**Chart and figure data:**
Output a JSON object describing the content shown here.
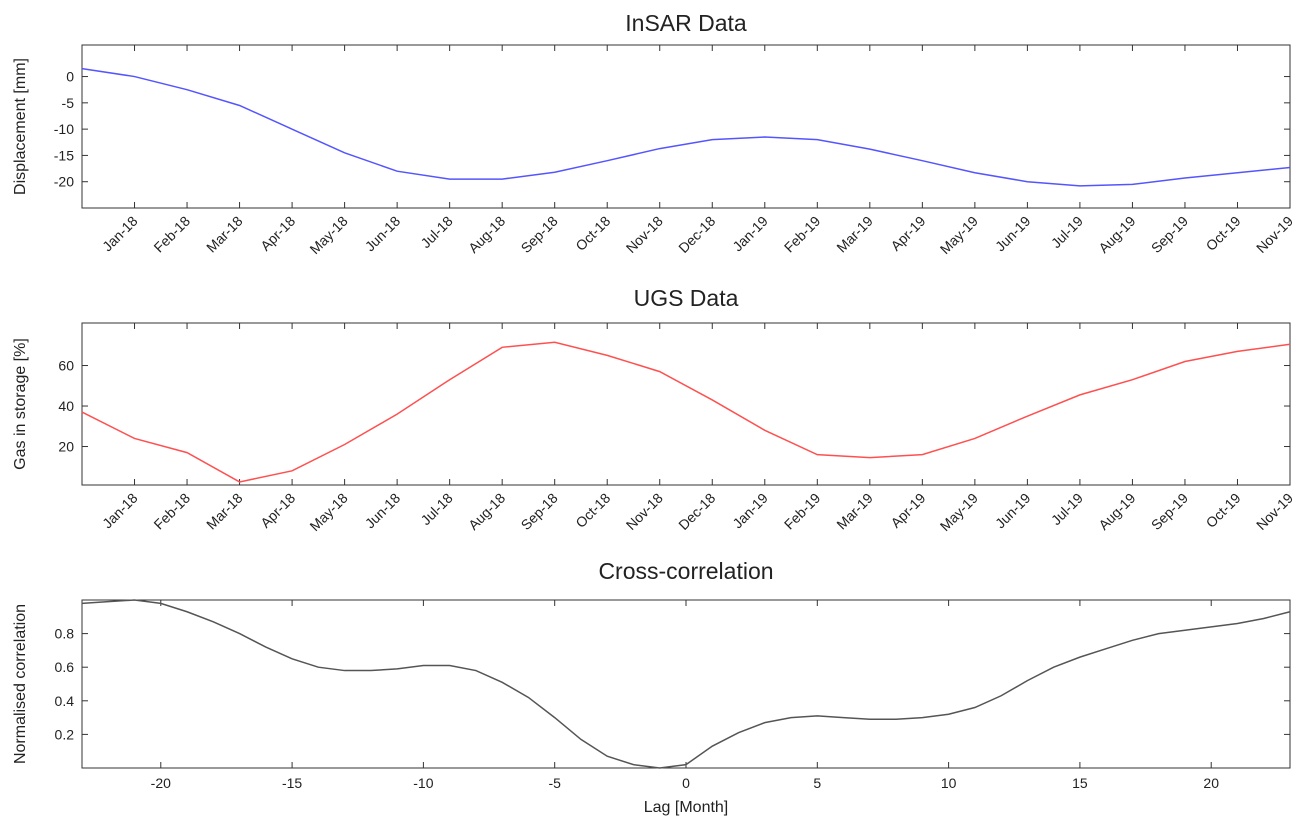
{
  "chart_data": [
    {
      "type": "line",
      "title": "InSAR Data",
      "ylabel": "Displacement [mm]",
      "color": "#5555ff",
      "categories": [
        null,
        "Jan-18",
        "Feb-18",
        "Mar-18",
        "Apr-18",
        "May-18",
        "Jun-18",
        "Jul-18",
        "Aug-18",
        "Sep-18",
        "Oct-18",
        "Nov-18",
        "Dec-18",
        "Jan-19",
        "Feb-19",
        "Mar-19",
        "Apr-19",
        "May-19",
        "Jun-19",
        "Jul-19",
        "Aug-19",
        "Sep-19",
        "Oct-19",
        "Nov-19"
      ],
      "values": [
        1.5,
        0,
        -2.5,
        -5.5,
        -10,
        -14.5,
        -18,
        -19.5,
        -19.5,
        -18.2,
        -16,
        -13.7,
        -12,
        -11.5,
        -12,
        -13.8,
        -16,
        -18.3,
        -20,
        -20.8,
        -20.5,
        -19.3,
        -18.3,
        -17.3
      ],
      "ylim": [
        -25,
        6
      ],
      "yticks": [
        -20,
        -15,
        -10,
        -5,
        0
      ]
    },
    {
      "type": "line",
      "title": "UGS Data",
      "ylabel": "Gas in storage [%]",
      "color": "#ff5050",
      "categories": [
        null,
        "Jan-18",
        "Feb-18",
        "Mar-18",
        "Apr-18",
        "May-18",
        "Jun-18",
        "Jul-18",
        "Aug-18",
        "Sep-18",
        "Oct-18",
        "Nov-18",
        "Dec-18",
        "Jan-19",
        "Feb-19",
        "Mar-19",
        "Apr-19",
        "May-19",
        "Jun-19",
        "Jul-19",
        "Aug-19",
        "Sep-19",
        "Oct-19",
        "Nov-19"
      ],
      "values": [
        37,
        24,
        17,
        2.5,
        8,
        21,
        36,
        53,
        69,
        71.5,
        65,
        57,
        43,
        28,
        16,
        14.5,
        16,
        24,
        35,
        45.5,
        53,
        62,
        67,
        70.5
      ],
      "ylim": [
        1,
        81
      ],
      "yticks": [
        20,
        40,
        60
      ]
    },
    {
      "type": "line",
      "title": "Cross-correlation",
      "ylabel": "Normalised correlation",
      "xlabel": "Lag [Month]",
      "color": "#555555",
      "x": [
        -23,
        -22,
        -21,
        -20,
        -19,
        -18,
        -17,
        -16,
        -15,
        -14,
        -13,
        -12,
        -11,
        -10,
        -9,
        -8,
        -7,
        -6,
        -5,
        -4,
        -3,
        -2,
        -1,
        0,
        1,
        2,
        3,
        4,
        5,
        6,
        7,
        8,
        9,
        10,
        11,
        12,
        13,
        14,
        15,
        16,
        17,
        18,
        19,
        20,
        21,
        22,
        23
      ],
      "values": [
        0.98,
        0.99,
        1.0,
        0.98,
        0.93,
        0.87,
        0.8,
        0.72,
        0.65,
        0.6,
        0.58,
        0.58,
        0.59,
        0.61,
        0.61,
        0.58,
        0.51,
        0.42,
        0.3,
        0.17,
        0.07,
        0.02,
        0.0,
        0.02,
        0.13,
        0.21,
        0.27,
        0.3,
        0.31,
        0.3,
        0.29,
        0.29,
        0.3,
        0.32,
        0.36,
        0.43,
        0.52,
        0.6,
        0.66,
        0.71,
        0.76,
        0.8,
        0.82,
        0.84,
        0.86,
        0.89,
        0.93
      ],
      "xlim": [
        -23,
        23
      ],
      "xticks": [
        -20,
        -15,
        -10,
        -5,
        0,
        5,
        10,
        15,
        20
      ],
      "ylim": [
        0,
        1
      ],
      "yticks": [
        0.2,
        0.4,
        0.6,
        0.8
      ]
    }
  ]
}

**What is being asked:** Copy out every line holding the string "ylabel".

**Task response:**
      "ylabel": "Displacement [mm]",
      "ylabel": "Gas in storage [%]",
      "ylabel": "Normalised correlation",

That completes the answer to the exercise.